Exercise ->
Find each line with "this" and copy it.

============================================================

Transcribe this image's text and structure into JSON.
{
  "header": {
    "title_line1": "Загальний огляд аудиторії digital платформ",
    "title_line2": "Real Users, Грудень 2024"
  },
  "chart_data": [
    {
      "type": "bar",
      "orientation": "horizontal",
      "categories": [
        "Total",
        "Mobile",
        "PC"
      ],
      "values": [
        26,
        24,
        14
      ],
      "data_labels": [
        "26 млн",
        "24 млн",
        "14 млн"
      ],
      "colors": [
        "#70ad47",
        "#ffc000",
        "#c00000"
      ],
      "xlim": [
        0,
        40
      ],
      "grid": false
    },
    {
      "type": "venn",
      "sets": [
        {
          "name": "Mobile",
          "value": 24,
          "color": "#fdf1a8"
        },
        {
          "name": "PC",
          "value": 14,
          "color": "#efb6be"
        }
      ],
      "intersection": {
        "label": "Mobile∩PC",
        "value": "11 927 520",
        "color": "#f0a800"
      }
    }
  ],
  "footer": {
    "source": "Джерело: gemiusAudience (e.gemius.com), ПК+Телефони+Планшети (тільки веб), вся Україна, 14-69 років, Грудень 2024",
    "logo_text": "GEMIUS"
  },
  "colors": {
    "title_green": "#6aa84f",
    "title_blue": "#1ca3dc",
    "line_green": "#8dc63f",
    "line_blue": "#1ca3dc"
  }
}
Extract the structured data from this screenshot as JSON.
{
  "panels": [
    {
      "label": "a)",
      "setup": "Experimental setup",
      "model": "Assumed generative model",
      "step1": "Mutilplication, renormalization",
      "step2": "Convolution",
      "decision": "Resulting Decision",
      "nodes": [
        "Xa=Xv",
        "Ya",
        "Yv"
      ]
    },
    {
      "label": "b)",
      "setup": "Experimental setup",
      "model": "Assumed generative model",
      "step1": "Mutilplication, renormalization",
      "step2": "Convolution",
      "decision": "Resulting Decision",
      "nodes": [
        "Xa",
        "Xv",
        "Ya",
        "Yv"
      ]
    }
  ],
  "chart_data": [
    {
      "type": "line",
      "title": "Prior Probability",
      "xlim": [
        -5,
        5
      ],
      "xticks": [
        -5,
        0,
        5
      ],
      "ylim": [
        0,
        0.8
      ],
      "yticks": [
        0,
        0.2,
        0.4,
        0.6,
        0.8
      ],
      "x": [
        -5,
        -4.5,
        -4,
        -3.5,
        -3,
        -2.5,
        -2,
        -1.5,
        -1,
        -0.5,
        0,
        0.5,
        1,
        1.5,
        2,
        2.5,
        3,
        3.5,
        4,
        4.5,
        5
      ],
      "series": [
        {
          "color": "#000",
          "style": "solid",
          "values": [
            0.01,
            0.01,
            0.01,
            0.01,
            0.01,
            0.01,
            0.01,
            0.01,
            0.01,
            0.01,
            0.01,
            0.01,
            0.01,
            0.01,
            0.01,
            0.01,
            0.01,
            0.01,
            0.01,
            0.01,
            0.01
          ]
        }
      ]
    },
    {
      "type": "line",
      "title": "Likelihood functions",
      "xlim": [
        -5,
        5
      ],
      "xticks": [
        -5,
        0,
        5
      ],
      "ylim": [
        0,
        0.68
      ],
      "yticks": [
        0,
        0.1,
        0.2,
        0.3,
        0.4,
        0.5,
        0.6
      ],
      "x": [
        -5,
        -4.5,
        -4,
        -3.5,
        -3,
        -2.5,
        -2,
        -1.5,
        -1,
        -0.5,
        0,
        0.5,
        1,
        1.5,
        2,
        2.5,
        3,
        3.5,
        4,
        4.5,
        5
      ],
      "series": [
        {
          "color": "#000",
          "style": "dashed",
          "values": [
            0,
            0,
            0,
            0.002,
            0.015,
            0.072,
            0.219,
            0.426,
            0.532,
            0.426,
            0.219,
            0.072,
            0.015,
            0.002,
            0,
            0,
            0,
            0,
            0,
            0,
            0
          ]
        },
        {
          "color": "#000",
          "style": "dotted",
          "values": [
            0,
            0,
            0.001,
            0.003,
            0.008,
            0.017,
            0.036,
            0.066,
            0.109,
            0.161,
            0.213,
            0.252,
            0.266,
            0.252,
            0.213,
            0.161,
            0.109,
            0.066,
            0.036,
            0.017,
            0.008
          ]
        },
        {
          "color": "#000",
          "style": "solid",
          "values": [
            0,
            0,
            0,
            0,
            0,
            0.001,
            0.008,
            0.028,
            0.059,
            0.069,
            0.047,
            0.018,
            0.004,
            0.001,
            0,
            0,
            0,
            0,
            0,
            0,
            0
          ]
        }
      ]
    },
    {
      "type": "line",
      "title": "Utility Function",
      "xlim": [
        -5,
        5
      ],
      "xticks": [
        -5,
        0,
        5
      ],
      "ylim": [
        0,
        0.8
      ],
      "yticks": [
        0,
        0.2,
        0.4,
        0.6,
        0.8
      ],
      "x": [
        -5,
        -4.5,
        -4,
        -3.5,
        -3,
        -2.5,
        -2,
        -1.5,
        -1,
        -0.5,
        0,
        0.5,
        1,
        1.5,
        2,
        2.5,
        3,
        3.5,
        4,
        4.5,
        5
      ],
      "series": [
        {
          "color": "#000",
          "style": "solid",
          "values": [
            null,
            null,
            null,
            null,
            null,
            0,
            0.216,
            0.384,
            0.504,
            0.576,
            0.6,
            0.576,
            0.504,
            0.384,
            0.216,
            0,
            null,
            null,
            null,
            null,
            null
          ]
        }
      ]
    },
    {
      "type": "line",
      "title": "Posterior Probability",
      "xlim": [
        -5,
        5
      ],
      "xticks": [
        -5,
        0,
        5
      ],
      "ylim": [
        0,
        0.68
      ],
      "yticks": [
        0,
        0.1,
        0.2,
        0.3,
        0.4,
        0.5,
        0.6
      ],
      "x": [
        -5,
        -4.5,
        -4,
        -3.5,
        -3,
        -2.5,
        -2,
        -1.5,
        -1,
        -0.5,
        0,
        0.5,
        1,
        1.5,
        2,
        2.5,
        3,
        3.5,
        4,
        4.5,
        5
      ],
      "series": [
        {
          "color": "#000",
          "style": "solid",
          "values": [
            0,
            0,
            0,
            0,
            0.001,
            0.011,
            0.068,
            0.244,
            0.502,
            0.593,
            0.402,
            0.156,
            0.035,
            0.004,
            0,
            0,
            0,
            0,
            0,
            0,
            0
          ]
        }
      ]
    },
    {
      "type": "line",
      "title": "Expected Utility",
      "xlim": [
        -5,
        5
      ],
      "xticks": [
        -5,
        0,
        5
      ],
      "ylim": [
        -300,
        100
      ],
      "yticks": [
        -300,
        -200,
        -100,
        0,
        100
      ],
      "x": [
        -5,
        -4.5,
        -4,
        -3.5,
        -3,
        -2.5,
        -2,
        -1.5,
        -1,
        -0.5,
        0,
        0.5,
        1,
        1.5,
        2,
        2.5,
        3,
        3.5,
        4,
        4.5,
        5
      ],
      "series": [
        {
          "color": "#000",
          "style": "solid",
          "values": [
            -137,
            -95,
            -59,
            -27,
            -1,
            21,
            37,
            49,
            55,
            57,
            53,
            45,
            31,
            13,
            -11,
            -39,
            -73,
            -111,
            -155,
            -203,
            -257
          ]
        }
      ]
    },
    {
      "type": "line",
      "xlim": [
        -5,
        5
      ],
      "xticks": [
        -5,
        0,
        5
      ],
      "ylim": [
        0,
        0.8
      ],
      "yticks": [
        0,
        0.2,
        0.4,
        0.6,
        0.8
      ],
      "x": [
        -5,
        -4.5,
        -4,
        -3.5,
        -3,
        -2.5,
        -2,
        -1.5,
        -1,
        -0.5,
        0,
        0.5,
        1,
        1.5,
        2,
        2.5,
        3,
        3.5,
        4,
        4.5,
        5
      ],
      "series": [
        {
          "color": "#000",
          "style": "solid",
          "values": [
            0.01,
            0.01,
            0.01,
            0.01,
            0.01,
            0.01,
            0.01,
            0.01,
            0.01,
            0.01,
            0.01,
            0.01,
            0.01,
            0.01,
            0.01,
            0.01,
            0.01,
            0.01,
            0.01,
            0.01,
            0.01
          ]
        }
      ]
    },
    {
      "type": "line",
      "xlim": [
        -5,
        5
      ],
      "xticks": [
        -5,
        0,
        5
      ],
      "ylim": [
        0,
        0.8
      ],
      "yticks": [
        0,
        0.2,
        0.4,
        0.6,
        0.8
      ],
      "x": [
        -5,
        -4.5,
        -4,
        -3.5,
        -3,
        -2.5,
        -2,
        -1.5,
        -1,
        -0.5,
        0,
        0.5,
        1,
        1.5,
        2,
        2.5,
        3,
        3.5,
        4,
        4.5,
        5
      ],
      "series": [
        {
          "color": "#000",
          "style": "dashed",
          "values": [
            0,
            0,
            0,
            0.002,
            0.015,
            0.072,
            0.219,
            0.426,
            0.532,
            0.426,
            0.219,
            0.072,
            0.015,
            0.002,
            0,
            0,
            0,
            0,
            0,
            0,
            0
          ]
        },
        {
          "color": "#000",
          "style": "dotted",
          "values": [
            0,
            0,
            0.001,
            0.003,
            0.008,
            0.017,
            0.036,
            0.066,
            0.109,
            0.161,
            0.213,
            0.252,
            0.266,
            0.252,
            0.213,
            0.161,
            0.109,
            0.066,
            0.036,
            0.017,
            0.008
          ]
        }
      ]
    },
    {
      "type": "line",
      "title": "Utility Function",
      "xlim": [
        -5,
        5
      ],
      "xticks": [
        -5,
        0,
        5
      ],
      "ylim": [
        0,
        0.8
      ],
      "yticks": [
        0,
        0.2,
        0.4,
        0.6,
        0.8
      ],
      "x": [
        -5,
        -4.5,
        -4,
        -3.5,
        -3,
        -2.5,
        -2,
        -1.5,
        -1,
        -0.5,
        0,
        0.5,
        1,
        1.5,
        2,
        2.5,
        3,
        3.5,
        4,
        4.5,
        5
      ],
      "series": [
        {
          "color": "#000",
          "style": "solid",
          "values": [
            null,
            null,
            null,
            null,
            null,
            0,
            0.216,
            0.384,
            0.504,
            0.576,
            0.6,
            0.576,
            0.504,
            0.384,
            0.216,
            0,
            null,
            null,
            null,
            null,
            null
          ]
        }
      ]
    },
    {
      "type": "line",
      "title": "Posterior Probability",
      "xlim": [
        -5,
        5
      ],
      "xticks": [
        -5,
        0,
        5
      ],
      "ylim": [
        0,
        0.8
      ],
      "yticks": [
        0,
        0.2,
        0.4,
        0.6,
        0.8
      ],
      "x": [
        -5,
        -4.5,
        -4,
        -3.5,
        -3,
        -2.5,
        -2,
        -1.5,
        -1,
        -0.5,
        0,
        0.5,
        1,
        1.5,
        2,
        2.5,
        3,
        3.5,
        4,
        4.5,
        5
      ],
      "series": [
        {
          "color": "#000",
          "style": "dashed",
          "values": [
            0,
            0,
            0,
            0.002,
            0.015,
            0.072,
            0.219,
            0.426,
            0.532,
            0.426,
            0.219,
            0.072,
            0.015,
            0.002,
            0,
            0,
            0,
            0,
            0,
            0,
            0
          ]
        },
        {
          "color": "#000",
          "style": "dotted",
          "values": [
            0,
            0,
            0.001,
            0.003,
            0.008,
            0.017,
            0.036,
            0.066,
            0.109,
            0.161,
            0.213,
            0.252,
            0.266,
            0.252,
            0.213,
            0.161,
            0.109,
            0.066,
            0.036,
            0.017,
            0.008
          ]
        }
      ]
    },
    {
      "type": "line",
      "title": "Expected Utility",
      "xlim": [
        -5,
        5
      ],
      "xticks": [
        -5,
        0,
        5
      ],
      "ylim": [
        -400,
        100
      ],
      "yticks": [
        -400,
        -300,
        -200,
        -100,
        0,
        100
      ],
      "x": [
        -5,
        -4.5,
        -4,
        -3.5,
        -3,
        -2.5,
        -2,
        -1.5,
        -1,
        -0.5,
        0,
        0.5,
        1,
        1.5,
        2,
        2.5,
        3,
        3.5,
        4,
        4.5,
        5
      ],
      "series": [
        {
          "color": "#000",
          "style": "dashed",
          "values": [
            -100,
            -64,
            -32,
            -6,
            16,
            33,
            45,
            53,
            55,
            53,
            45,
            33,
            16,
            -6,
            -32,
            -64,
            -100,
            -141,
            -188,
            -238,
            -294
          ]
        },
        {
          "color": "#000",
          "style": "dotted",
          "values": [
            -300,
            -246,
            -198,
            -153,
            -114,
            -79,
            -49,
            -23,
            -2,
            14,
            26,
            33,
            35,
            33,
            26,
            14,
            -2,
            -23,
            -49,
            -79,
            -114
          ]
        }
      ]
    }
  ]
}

============================================================

Task answer ->
Transcribe this image's text and structure into JSON.
Extract the structured data from this screenshot as JSON.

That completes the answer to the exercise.